■ MATERIAL:
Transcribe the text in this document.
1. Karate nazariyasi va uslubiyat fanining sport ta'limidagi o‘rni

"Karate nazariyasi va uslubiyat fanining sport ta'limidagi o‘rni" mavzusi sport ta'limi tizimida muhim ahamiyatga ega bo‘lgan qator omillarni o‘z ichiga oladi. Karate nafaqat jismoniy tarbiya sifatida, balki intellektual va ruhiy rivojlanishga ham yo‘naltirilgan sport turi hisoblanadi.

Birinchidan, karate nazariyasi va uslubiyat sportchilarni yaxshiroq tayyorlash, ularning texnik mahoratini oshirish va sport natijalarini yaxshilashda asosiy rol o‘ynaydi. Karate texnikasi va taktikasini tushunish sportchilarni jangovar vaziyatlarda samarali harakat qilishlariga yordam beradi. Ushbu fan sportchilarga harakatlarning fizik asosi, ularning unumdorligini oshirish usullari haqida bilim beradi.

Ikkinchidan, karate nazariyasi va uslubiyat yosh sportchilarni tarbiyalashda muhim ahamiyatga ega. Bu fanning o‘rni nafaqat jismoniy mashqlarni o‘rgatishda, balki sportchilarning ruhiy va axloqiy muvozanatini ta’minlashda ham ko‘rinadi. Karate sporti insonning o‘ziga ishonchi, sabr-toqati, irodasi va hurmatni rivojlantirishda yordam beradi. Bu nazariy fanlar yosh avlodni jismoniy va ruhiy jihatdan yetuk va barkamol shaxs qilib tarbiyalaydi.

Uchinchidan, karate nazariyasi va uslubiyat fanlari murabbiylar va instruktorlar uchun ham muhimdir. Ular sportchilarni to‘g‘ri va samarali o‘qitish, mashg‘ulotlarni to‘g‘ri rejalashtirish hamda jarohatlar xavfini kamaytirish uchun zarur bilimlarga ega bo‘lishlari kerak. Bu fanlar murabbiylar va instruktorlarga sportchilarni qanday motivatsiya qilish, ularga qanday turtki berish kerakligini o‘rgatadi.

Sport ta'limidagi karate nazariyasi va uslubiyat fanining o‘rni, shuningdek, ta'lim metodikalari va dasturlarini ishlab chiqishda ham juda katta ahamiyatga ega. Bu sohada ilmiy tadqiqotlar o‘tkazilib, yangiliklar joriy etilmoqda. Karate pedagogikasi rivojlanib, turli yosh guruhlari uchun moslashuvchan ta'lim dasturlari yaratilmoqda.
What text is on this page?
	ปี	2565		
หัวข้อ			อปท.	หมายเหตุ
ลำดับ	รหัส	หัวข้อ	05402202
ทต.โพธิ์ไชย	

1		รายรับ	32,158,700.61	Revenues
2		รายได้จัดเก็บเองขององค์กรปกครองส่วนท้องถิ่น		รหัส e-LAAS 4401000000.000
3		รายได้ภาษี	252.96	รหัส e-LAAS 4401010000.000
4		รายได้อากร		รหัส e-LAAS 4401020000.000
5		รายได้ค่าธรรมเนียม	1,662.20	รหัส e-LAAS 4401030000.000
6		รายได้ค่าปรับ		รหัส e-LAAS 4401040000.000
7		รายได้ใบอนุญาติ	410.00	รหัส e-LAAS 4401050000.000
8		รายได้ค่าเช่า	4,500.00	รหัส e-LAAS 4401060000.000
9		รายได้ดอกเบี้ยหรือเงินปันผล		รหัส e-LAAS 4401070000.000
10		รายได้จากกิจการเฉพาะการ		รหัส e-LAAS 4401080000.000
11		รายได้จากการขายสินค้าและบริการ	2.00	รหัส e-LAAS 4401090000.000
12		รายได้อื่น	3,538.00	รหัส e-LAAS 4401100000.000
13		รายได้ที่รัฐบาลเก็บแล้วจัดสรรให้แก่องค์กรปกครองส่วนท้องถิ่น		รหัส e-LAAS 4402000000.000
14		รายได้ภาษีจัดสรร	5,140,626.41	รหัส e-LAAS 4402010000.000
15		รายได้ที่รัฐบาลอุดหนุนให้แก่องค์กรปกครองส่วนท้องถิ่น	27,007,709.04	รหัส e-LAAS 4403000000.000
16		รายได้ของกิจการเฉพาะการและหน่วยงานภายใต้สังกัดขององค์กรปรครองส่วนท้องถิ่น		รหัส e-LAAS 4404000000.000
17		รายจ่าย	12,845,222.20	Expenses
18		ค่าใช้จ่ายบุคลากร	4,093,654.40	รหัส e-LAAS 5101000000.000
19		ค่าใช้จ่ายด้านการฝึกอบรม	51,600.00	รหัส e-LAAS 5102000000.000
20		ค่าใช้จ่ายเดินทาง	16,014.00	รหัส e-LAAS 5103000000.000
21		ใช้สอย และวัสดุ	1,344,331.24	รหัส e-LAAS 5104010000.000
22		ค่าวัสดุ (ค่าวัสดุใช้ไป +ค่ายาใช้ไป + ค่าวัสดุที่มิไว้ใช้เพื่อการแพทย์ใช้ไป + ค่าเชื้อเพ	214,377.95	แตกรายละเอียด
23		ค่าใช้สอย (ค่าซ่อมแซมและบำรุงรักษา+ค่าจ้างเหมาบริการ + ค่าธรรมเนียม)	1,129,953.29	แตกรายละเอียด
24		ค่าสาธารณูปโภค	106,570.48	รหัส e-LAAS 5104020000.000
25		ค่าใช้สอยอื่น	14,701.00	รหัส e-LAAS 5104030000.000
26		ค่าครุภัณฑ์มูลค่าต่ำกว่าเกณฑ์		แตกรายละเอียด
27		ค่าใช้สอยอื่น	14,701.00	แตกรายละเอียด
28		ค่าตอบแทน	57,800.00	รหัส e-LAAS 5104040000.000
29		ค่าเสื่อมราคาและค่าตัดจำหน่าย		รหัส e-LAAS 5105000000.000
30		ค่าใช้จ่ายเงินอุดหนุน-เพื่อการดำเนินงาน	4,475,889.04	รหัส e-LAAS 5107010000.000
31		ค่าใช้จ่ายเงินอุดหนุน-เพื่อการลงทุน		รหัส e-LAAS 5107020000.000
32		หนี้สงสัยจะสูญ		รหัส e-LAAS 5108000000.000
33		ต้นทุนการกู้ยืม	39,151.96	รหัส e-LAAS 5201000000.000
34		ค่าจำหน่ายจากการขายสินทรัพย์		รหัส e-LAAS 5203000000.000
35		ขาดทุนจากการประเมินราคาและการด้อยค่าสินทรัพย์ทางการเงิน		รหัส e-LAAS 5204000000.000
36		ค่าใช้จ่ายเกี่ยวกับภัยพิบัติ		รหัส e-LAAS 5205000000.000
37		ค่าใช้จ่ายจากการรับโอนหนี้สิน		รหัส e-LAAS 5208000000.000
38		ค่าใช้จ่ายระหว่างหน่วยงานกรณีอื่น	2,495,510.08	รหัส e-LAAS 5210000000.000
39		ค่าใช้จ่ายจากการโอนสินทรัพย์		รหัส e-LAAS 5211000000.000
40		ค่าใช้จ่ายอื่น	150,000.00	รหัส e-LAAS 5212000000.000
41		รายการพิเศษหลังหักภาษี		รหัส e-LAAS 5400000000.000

■ DIRECTIONS FOR THIS TASK: Your task is to give the records above again, exactly.

■ SOLVED PROBLEM:
Transcribe the text in this document.
1. Karate nazariyasi va uslubiyat fanining sport ta'limidagi o‘rni

"Karate nazariyasi va uslubiyat fanining sport ta'limidagi o‘rni" mavzusi sport ta'limi tizimida muhim ahamiyatga ega bo‘lgan qator omillarni o‘z ichiga oladi. Karate nafaqat jismoniy tarbiya sifatida, balki intellektual va ruhiy rivojlanishga ham yo‘naltirilgan sport turi hisoblanadi.

Birinchidan, karate nazariyasi va uslubiyat sportchilarni yaxshiroq tayyorlash, ularning texnik mahoratini oshirish va sport natijalarini yaxshilashda asosiy rol o‘ynaydi. Karate texnikasi va taktikasini tushunish sportchilarni jangovar vaziyatlarda samarali harakat qilishlariga yordam beradi. Ushbu fan sportchilarga harakatlarning fizik asosi, ularning unumdorligini oshirish usullari haqida bilim beradi.

Ikkinchidan, karate nazariyasi va uslubiyat yosh sportchilarni tarbiyalashda muhim ahamiyatga ega. Bu fanning o‘rni nafaqat jismoniy mashqlarni o‘rgatishda, balki sportchilarning ruhiy va axloqiy muvozanatini ta’minlashda ham ko‘rinadi. Karate sporti insonning o‘ziga ishonchi, sabr-toqati, irodasi va hurmatni rivojlantirishda yordam beradi. Bu nazariy fanlar yosh avlodni jismoniy va ruhiy jihatdan yetuk va barkamol shaxs qilib tarbiyalaydi.

Uchinchidan, karate nazariyasi va uslubiyat fanlari murabbiylar va instruktorlar uchun ham muhimdir. Ular sportchilarni to‘g‘ri va samarali o‘qitish, mashg‘ulotlarni to‘g‘ri rejalashtirish hamda jarohatlar xavfini kamaytirish uchun zarur bilimlarga ega bo‘lishlari kerak. Bu fanlar murabbiylar va instruktorlarga sportchilarni qanday motivatsiya qilish, ularga qanday turtki berish kerakligini o‘rgatadi.

Sport ta'limidagi karate nazariyasi va uslubiyat fanining o‘rni, shuningdek, ta'lim metodikalari va dasturlarini ishlab chiqishda ham juda katta ahamiyatga ega. Bu sohada ilmiy tadqiqotlar o‘tkazilib, yangiliklar joriy etilmoqda. Karate pedagogikasi rivojlanib, turli yosh guruhlari uchun moslashuvchan ta'lim dasturlari yaratilmoqda.
What text is on this page?
	ปี	2565		
หัวข้อ			อปท.	หมายเหตุ
ลำดับ	รหัส	หัวข้อ	05402202
ทต.โพธิ์ไชย	

1		รายรับ	32,158,700.61	Revenues
2		รายได้จัดเก็บเองขององค์กรปกครองส่วนท้องถิ่น		รหัส e-LAAS 4401000000.000
3		รายได้ภาษี	252.96	รหัส e-LAAS 4401010000.000
4		รายได้อากร		รหัส e-LAAS 4401020000.000
5		รายได้ค่าธรรมเนียม	1,662.20	รหัส e-LAAS 4401030000.000
6		รายได้ค่าปรับ		รหัส e-LAAS 4401040000.000
7		รายได้ใบอนุญาติ	410.00	รหัส e-LAAS 4401050000.000
8		รายได้ค่าเช่า	4,500.00	รหัส e-LAAS 4401060000.000
9		รายได้ดอกเบี้ยหรือเงินปันผล		รหัส e-LAAS 4401070000.000
10		รายได้จากกิจการเฉพาะการ		รหัส e-LAAS 4401080000.000
11		รายได้จากการขายสินค้าและบริการ	2.00	รหัส e-LAAS 4401090000.000
12		รายได้อื่น	3,538.00	รหัส e-LAAS 4401100000.000
13		รายได้ที่รัฐบาลเก็บแล้วจัดสรรให้แก่องค์กรปกครองส่วนท้องถิ่น		รหัส e-LAAS 4402000000.000
14		รายได้ภาษีจัดสรร	5,140,626.41	รหัส e-LAAS 4402010000.000
15		รายได้ที่รัฐบาลอุดหนุนให้แก่องค์กรปกครองส่วนท้องถิ่น	27,007,709.04	รหัส e-LAAS 4403000000.000
16		รายได้ของกิจการเฉพาะการและหน่วยงานภายใต้สังกัดขององค์กรปรครองส่วนท้องถิ่น		รหัส e-LAAS 4404000000.000
17		รายจ่าย	12,845,222.20	Expenses
18		ค่าใช้จ่ายบุคลากร	4,093,654.40	รหัส e-LAAS 5101000000.000
19		ค่าใช้จ่ายด้านการฝึกอบรม	51,600.00	รหัส e-LAAS 5102000000.000
20		ค่าใช้จ่ายเดินทาง	16,014.00	รหัส e-LAAS 5103000000.000
21		ใช้สอย และวัสดุ	1,344,331.24	รหัส e-LAAS 5104010000.000
22		ค่าวัสดุ (ค่าวัสดุใช้ไป +ค่ายาใช้ไป + ค่าวัสดุที่มิไว้ใช้เพื่อการแพทย์ใช้ไป + ค่าเชื้อเพ	214,377.95	แตกรายละเอียด
23		ค่าใช้สอย (ค่าซ่อมแซมและบำรุงรักษา+ค่าจ้างเหมาบริการ + ค่าธรรมเนียม)	1,129,953.29	แตกรายละเอียด
24		ค่าสาธารณูปโภค	106,570.48	รหัส e-LAAS 5104020000.000
25		ค่าใช้สอยอื่น	14,701.00	รหัส e-LAAS 5104030000.000
26		ค่าครุภัณฑ์มูลค่าต่ำกว่าเกณฑ์		แตกรายละเอียด
27		ค่าใช้สอยอื่น	14,701.00	แตกรายละเอียด
28		ค่าตอบแทน	57,800.00	รหัส e-LAAS 5104040000.000
29		ค่าเสื่อมราคาและค่าตัดจำหน่าย		รหัส e-LAAS 5105000000.000
30		ค่าใช้จ่ายเงินอุดหนุน-เพื่อการดำเนินงาน	4,475,889.04	รหัส e-LAAS 5107010000.000
31		ค่าใช้จ่ายเงินอุดหนุน-เพื่อการลงทุน		รหัส e-LAAS 5107020000.000
32		หนี้สงสัยจะสูญ		รหัส e-LAAS 5108000000.000
33		ต้นทุนการกู้ยืม	39,151.96	รหัส e-LAAS 5201000000.000
34		ค่าจำหน่ายจากการขายสินทรัพย์		รหัส e-LAAS 5203000000.000
35		ขาดทุนจากการประเมินราคาและการด้อยค่าสินทรัพย์ทางการเงิน		รหัส e-LAAS 5204000000.000
36		ค่าใช้จ่ายเกี่ยวกับภัยพิบัติ		รหัส e-LAAS 5205000000.000
37		ค่าใช้จ่ายจากการรับโอนหนี้สิน		รหัส e-LAAS 5208000000.000
38		ค่าใช้จ่ายระหว่างหน่วยงานกรณีอื่น	2,495,510.08	รหัส e-LAAS 5210000000.000
39		ค่าใช้จ่ายจากการโอนสินทรัพย์		รหัส e-LAAS 5211000000.000
40		ค่าใช้จ่ายอื่น	150,000.00	รหัส e-LAAS 5212000000.000
41		รายการพิเศษหลังหักภาษี		รหัส e-LAAS 5400000000.000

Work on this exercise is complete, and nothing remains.